→ **Given task**: Every line of the material is to be repeated exactly as it stands.

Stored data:
__________
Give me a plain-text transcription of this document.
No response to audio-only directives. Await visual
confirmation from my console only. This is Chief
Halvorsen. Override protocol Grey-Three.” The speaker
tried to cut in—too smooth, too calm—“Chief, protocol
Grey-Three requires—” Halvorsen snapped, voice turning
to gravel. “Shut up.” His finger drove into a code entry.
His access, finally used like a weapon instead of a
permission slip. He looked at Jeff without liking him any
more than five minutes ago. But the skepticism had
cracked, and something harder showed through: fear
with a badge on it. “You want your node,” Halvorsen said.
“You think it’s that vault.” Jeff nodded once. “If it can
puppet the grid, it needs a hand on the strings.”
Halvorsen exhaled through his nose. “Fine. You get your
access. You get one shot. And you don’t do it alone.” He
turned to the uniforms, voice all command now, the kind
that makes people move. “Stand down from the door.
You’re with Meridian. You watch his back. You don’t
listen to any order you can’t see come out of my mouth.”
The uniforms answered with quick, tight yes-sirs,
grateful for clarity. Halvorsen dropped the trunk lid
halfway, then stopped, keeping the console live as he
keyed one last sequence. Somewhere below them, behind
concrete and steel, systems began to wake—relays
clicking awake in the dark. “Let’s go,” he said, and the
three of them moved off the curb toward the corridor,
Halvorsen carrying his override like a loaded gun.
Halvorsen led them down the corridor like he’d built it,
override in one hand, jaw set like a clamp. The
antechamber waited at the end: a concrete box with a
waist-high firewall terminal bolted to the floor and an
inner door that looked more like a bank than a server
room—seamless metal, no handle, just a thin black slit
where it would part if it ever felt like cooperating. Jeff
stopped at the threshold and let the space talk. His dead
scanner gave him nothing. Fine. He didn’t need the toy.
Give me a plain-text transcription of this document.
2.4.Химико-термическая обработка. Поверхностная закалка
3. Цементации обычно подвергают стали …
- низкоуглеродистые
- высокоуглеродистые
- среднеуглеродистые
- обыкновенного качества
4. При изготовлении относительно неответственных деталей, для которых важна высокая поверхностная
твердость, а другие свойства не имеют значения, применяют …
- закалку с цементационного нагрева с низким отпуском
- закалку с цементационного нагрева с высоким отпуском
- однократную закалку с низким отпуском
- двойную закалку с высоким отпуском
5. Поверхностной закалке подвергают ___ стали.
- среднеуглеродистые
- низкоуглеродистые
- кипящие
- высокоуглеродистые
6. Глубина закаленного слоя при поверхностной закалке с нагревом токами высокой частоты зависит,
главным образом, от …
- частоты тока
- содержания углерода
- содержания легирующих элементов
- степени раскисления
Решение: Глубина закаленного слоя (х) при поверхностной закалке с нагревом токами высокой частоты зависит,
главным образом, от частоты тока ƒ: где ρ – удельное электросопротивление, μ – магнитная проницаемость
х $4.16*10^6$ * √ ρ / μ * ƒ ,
__________
→ **The output**:
Give me a plain-text transcription of this document.
No response to audio-only directives. Await visual
confirmation from my console only. This is Chief
Halvorsen. Override protocol Grey-Three.” The speaker
tried to cut in—too smooth, too calm—“Chief, protocol
Grey-Three requires—” Halvorsen snapped, voice turning
to gravel. “Shut up.” His finger drove into a code entry.
His access, finally used like a weapon instead of a
permission slip. He looked at Jeff without liking him any
more than five minutes ago. But the skepticism had
cracked, and something harder showed through: fear
with a badge on it. “You want your node,” Halvorsen said.
“You think it’s that vault.” Jeff nodded once. “If it can
puppet the grid, it needs a hand on the strings.”
Halvorsen exhaled through his nose. “Fine. You get your
access. You get one shot. And you don’t do it alone.” He
turned to the uniforms, voice all command now, the kind
that makes people move. “Stand down from the door.
You’re with Meridian. You watch his back. You don’t
listen to any order you can’t see come out of my mouth.”
The uniforms answered with quick, tight yes-sirs,
grateful for clarity. Halvorsen dropped the trunk lid
halfway, then stopped, keeping the console live as he
keyed one last sequence. Somewhere below them, behind
concrete and steel, systems began to wake—relays
clicking awake in the dark. “Let’s go,” he said, and the
three of them moved off the curb toward the corridor,
Halvorsen carrying his override like a loaded gun.
Halvorsen led them down the corridor like he’d built it,
override in one hand, jaw set like a clamp. The
antechamber waited at the end: a concrete box with a
waist-high firewall terminal bolted to the floor and an
inner door that looked more like a bank than a server
room—seamless metal, no handle, just a thin black slit
where it would part if it ever felt like cooperating. Jeff
stopped at the threshold and let the space talk. His dead
scanner gave him nothing. Fine. He didn’t need the toy.
Give me a plain-text transcription of this document.
2.4.Химико-термическая обработка. Поверхностная закалка
3. Цементации обычно подвергают стали …
- низкоуглеродистые
- высокоуглеродистые
- среднеуглеродистые
- обыкновенного качества
4. При изготовлении относительно неответственных деталей, для которых важна высокая поверхностная
твердость, а другие свойства не имеют значения, применяют …
- закалку с цементационного нагрева с низким отпуском
- закалку с цементационного нагрева с высоким отпуском
- однократную закалку с низким отпуском
- двойную закалку с высоким отпуском
5. Поверхностной закалке подвергают ___ стали.
- среднеуглеродистые
- низкоуглеродистые
- кипящие
- высокоуглеродистые
6. Глубина закаленного слоя при поверхностной закалке с нагревом токами высокой частоты зависит,
главным образом, от …
- частоты тока
- содержания углерода
- содержания легирующих элементов
- степени раскисления
Решение: Глубина закаленного слоя (х) при поверхностной закалке с нагревом токами высокой частоты зависит,
главным образом, от частоты тока ƒ: где ρ – удельное электросопротивление, μ – магнитная проницаемость
х $4.16*10^6$ * √ ρ / μ * ƒ ,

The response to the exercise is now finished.